-- start of RECORDS SHOWN --
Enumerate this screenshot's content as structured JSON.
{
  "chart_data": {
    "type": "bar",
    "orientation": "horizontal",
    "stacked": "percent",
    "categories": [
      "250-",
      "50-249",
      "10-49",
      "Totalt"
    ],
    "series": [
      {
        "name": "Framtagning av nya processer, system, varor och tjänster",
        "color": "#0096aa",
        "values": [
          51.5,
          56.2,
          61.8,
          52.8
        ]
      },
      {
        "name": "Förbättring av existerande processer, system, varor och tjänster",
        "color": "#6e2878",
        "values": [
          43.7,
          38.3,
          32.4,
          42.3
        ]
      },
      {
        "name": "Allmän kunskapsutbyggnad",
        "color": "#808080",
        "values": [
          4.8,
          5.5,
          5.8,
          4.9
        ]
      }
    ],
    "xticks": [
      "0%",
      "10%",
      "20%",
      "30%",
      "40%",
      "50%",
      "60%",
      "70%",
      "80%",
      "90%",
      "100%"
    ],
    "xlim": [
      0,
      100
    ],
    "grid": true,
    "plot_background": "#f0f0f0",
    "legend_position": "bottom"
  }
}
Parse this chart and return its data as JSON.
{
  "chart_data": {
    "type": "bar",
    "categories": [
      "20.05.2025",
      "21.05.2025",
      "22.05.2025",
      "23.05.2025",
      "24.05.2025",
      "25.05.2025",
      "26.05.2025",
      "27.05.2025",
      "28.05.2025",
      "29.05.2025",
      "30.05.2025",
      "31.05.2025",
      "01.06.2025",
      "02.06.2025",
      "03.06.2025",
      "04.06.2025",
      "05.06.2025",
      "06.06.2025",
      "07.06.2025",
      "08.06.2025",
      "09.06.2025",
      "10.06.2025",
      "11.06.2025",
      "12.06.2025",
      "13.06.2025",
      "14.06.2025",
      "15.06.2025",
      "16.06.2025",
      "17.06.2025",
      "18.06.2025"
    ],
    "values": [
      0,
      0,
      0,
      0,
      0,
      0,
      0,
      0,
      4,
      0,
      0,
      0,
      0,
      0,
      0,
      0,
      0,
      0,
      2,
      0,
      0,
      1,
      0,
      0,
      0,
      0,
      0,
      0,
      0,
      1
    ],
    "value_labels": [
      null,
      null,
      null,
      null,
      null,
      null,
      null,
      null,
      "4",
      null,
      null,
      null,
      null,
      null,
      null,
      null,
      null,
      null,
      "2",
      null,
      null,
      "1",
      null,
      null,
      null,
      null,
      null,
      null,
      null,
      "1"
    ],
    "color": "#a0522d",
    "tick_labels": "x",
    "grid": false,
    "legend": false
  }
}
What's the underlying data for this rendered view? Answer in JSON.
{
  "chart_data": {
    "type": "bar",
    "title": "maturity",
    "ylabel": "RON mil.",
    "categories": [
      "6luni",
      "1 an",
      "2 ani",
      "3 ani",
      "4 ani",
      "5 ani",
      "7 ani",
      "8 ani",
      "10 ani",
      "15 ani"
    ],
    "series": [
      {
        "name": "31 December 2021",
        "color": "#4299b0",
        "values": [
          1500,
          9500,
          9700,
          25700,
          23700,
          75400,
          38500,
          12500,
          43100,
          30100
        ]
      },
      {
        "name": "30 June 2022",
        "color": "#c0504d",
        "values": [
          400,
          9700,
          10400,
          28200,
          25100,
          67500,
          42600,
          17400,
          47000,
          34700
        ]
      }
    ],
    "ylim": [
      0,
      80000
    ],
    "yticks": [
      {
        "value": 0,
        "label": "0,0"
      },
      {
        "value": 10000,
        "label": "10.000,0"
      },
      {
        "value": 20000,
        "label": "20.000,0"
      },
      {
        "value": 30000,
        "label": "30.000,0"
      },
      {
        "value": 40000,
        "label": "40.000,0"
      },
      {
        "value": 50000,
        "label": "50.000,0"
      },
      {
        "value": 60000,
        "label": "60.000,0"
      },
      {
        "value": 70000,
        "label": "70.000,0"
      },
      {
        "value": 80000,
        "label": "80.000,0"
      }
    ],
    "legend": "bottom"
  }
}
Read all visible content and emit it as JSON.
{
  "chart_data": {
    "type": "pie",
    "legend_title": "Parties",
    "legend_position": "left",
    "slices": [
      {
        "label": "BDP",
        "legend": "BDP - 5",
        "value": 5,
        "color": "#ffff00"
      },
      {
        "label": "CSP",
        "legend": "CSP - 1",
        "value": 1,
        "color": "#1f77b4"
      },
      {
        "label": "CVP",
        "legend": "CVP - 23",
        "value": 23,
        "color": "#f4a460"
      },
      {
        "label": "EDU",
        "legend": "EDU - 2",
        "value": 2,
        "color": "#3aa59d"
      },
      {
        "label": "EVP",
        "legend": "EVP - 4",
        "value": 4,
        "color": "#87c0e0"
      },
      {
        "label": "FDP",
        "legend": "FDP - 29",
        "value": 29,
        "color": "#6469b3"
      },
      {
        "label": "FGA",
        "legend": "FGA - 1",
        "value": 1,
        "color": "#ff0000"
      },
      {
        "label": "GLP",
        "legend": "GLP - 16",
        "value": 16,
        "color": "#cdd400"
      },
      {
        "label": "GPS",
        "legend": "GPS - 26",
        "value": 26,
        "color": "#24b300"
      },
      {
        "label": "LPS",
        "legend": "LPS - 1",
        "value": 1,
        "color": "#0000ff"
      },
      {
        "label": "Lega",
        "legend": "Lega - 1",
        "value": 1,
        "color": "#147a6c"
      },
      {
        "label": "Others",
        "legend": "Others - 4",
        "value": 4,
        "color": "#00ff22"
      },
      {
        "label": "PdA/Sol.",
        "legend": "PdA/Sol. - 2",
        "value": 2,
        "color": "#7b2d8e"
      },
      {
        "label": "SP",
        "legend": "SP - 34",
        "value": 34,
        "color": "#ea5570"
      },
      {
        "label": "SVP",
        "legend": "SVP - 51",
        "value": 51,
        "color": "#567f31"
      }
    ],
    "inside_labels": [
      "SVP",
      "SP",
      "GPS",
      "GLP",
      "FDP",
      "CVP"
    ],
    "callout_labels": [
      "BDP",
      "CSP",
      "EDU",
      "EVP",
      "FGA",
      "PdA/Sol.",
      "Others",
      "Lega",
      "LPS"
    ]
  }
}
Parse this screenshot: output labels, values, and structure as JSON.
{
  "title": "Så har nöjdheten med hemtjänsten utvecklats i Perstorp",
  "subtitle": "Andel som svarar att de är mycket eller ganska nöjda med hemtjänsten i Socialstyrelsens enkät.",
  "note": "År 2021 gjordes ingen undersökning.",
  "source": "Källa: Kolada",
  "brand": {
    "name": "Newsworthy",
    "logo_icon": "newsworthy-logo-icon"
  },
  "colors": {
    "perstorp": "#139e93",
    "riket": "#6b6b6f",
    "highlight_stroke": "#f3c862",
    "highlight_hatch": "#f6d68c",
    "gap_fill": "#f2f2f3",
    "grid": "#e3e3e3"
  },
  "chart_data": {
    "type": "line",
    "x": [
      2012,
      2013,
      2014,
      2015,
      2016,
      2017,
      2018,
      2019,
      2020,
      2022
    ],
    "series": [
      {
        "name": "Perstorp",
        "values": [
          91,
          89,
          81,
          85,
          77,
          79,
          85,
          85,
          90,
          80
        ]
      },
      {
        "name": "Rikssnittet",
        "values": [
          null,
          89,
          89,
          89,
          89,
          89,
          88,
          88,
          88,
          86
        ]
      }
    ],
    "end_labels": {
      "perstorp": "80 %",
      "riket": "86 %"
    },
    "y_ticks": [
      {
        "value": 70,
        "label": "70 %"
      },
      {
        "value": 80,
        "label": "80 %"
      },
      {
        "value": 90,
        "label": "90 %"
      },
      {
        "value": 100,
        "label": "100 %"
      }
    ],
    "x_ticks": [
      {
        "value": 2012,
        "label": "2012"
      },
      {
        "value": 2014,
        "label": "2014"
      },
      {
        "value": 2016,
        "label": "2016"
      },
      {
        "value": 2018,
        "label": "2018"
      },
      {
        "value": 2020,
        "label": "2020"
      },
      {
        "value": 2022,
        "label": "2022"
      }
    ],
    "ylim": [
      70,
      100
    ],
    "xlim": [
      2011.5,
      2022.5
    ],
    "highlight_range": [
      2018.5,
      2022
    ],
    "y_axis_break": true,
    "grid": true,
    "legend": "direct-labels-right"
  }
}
-- end of RECORDS SHOWN --
§ **JOB**
Which lines contain "Parse"? Copy each of them out.

§ **COMPLETED TASK**
Parse this chart and return its data as JSON.
Parse this screenshot: output labels, values, and structure as JSON.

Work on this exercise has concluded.